(Instructions for the task) Filter these entries, keeping only lines that hold the word "envelope".

(Entries shown)

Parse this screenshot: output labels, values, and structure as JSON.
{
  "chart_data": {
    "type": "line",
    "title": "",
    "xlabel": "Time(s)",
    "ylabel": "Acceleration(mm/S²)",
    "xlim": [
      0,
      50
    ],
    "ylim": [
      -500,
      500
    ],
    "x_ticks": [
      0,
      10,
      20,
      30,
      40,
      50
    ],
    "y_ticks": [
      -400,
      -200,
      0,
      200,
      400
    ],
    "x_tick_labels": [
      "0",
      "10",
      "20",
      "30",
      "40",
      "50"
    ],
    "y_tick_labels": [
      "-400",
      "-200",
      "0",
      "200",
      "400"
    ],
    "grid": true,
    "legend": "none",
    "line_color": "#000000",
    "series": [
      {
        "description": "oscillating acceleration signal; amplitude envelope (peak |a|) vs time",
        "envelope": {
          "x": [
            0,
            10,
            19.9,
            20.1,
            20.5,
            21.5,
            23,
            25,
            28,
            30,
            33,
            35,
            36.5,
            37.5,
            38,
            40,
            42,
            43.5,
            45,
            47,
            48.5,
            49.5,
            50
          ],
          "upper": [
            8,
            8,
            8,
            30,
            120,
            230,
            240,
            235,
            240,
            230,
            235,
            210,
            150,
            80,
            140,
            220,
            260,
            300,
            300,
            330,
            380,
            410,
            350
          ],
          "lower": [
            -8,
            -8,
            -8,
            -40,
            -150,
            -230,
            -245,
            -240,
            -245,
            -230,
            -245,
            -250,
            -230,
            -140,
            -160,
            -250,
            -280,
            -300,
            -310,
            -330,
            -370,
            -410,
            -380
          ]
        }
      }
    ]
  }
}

(Complete output)
        "description": "oscillating acceleration signal; amplitude envelope (peak |a|) vs time",
        "envelope": {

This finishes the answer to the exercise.